WHAT IS EXPECTED: Give the listing again in full, exactly as written.
-- start --
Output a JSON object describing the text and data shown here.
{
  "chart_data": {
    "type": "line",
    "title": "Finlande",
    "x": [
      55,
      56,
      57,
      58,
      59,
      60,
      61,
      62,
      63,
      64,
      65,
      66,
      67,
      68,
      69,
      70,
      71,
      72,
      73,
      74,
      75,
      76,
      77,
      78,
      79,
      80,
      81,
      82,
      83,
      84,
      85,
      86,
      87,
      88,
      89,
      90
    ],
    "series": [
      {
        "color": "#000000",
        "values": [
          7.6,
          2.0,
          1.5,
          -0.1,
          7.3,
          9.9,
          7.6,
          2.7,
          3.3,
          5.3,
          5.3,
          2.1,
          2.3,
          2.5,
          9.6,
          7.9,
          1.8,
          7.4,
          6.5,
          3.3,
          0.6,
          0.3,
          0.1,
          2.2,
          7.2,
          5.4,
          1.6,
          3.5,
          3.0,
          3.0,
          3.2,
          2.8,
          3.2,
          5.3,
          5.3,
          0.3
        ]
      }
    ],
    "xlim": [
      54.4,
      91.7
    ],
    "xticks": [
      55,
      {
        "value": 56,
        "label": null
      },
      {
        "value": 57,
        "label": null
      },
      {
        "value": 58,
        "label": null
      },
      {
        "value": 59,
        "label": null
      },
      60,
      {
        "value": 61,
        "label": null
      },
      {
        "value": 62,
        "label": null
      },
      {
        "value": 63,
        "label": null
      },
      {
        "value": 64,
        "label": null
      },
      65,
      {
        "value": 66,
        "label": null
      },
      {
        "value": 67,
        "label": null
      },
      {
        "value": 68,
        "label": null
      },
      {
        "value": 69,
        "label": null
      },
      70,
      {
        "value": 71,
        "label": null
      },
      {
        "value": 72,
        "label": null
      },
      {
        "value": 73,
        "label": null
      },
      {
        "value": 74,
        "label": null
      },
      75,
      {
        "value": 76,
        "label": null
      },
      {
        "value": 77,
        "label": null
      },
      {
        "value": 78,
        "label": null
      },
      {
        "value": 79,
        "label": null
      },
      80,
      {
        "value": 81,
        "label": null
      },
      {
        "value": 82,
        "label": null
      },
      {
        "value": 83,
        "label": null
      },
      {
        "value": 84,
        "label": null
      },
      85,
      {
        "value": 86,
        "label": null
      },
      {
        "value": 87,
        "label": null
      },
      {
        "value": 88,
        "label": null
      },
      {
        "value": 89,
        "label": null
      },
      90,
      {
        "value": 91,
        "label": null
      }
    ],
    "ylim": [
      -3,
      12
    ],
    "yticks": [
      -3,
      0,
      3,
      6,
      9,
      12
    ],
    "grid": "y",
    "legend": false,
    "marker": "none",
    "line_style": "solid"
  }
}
-- end --
EXERCISE RESPONSE:
Output a JSON object describing the text and data shown here.
{
  "chart_data": {
    "type": "line",
    "title": "Finlande",
    "x": [
      55,
      56,
      57,
      58,
      59,
      60,
      61,
      62,
      63,
      64,
      65,
      66,
      67,
      68,
      69,
      70,
      71,
      72,
      73,
      74,
      75,
      76,
      77,
      78,
      79,
      80,
      81,
      82,
      83,
      84,
      85,
      86,
      87,
      88,
      89,
      90
    ],
    "series": [
      {
        "color": "#000000",
        "values": [
          7.6,
          2.0,
          1.5,
          -0.1,
          7.3,
          9.9,
          7.6,
          2.7,
          3.3,
          5.3,
          5.3,
          2.1,
          2.3,
          2.5,
          9.6,
          7.9,
          1.8,
          7.4,
          6.5,
          3.3,
          0.6,
          0.3,
          0.1,
          2.2,
          7.2,
          5.4,
          1.6,
          3.5,
          3.0,
          3.0,
          3.2,
          2.8,
          3.2,
          5.3,
          5.3,
          0.3
        ]
      }
    ],
    "xlim": [
      54.4,
      91.7
    ],
    "xticks": [
      55,
      {
        "value": 56,
        "label": null
      },
      {
        "value": 57,
        "label": null
      },
      {
        "value": 58,
        "label": null
      },
      {
        "value": 59,
        "label": null
      },
      60,
      {
        "value": 61,
        "label": null
      },
      {
        "value": 62,
        "label": null
      },
      {
        "value": 63,
        "label": null
      },
      {
        "value": 64,
        "label": null
      },
      65,
      {
        "value": 66,
        "label": null
      },
      {
        "value": 67,
        "label": null
      },
      {
        "value": 68,
        "label": null
      },
      {
        "value": 69,
        "label": null
      },
      70,
      {
        "value": 71,
        "label": null
      },
      {
        "value": 72,
        "label": null
      },
      {
        "value": 73,
        "label": null
      },
      {
        "value": 74,
        "label": null
      },
      75,
      {
        "value": 76,
        "label": null
      },
      {
        "value": 77,
        "label": null
      },
      {
        "value": 78,
        "label": null
      },
      {
        "value": 79,
        "label": null
      },
      80,
      {
        "value": 81,
        "label": null
      },
      {
        "value": 82,
        "label": null
      },
      {
        "value": 83,
        "label": null
      },
      {
        "value": 84,
        "label": null
      },
      85,
      {
        "value": 86,
        "label": null
      },
      {
        "value": 87,
        "label": null
      },
      {
        "value": 88,
        "label": null
      },
      {
        "value": 89,
        "label": null
      },
      90,
      {
        "value": 91,
        "label": null
      }
    ],
    "ylim": [
      -3,
      12
    ],
    "yticks": [
      -3,
      0,
      3,
      6,
      9,
      12
    ],
    "grid": "y",
    "legend": false,
    "marker": "none",
    "line_style": "solid"
  }
}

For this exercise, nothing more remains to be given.